Kaiseraugst empfing den Samichlaus
Von: Hans Berger
Der Samichlaus ist ein bescheidener Mann, und weil er kein Aufhebens um seine Person machen will, kommt’s, dass der wahrhaftige Samichlaus von der übrigen Eidgenossenschaft einmal mehr einfach ignoriert wurde, als er vergangenen Dienstag, vom dunklen Schwarzwald herkommend mit der Kaiseraugster Fähre in die Schweiz einreiste und in der einstigen Römerstadt von einer grossen Schar empfangen wurde.
Kaiseraugst empfing den Samichlaus
Wohl ganz der Wesensart des Heiligen Mannes angepasst, verzichtete das Volk auf jegliche euphorische Begrüssung, kein roter Teppich war ausgerollt, kein Willkommensapplaus, kein Gruss, kein Lied, nur das Klicken der Fotoapparate, respektive Smartphones war zu vernehmen, als der Samichlaus mit seiner Entourage würdevoll Schweizer Boden betrat.
Naja, vielleicht war’s auch die Ehrfurcht, welche Grosseltern, Eltern, Kinder davon abhielt, dem Heiligen St. Nikolaus und seiner schwarz gekleideten, bärtigen Gefolgschaft einen standesgemässen Empfang zu bereiten.

-- Extrahierte Daten --
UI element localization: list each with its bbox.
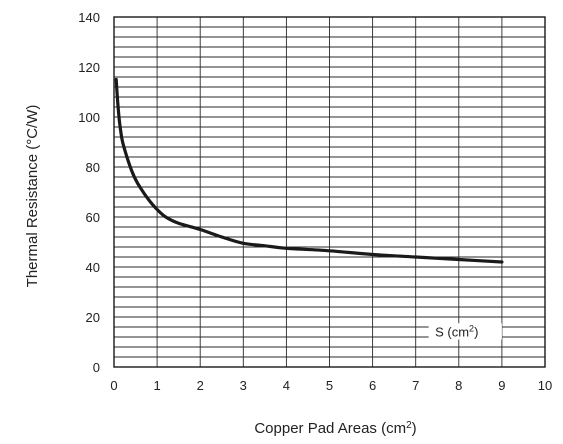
x-tick-label: 5 (326, 378, 333, 393)
x-tick-label: 8 (455, 378, 462, 393)
x-tick-label: 0 (110, 378, 117, 393)
plot-frame (113, 16, 546, 368)
x-tick-labels: 0 1 2 3 4 5 6 7 8 9 10 (110, 378, 552, 393)
y-tick-label: 120 (78, 60, 100, 75)
thermal-resistance-curve (114, 77, 504, 264)
y-tick-label: 80 (86, 160, 100, 175)
x-axis-title-tail: ) (412, 420, 417, 437)
y-tick-label: 40 (86, 260, 100, 275)
x-axis-title-sup: 2 (406, 420, 412, 431)
y-tick-labels: 0 20 40 60 80 100 120 140 (78, 10, 100, 375)
x-tick-label: 9 (498, 378, 505, 393)
annotation-main: S (cm (435, 325, 469, 340)
y-tick-label: 100 (78, 110, 100, 125)
annotation-tail: ) (474, 325, 478, 340)
x-tick-label: 7 (412, 378, 419, 393)
x-tick-label: 4 (283, 378, 290, 393)
x-tick-label: 1 (153, 378, 160, 393)
curve-layer (114, 77, 504, 264)
annotation-sup: 2 (469, 324, 474, 334)
x-tick-label: 6 (369, 378, 376, 393)
x-tick-label: 3 (240, 378, 247, 393)
y-axis-title: Thermal Resistance (°C/W) (24, 105, 41, 288)
series-annotation: S (cm2) (428, 323, 502, 340)
y-tick-label: 140 (78, 10, 100, 25)
grid-lines (114, 17, 545, 367)
y-tick-label: 20 (86, 310, 100, 325)
x-tick-label: 10 (538, 378, 552, 393)
x-tick-label: 2 (197, 378, 204, 393)
y-tick-label: 0 (93, 360, 100, 375)
x-axis-title-main: Copper Pad Areas (cm (254, 420, 406, 437)
y-tick-label: 60 (86, 210, 100, 225)
annotation-label: S (cm2) (435, 324, 478, 340)
annotation-box (428, 323, 502, 340)
x-axis-title: Copper Pad Areas (cm2) (254, 420, 416, 438)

-- Aufgaben --
1) Mit welchem Verkehrsmittel reiste der Samichlaus laut dem Bericht über seinen Empfang in Kaiseraugst in die Schweiz ein?
2) Wiederholen Sie aus dem Bericht über den Empfang des Samichlaus in Kaiseraugst wortgetreu den Abschnitt von „Naja, vielleicht war’s“ bis „Empfang zu bereiten.“.

-- Lösungen je Aufgabe --
1) Mit der Kaiseraugster Fähre.

2)
Naja, vielleicht war’s auch die Ehrfurcht, welche Grosseltern, Eltern, Kinder davon abhielt, dem Heiligen St. Nikolaus und seiner schwarz gekleideten, bärtigen Gefolgschaft einen standesgemässen Empfang zu bereiten.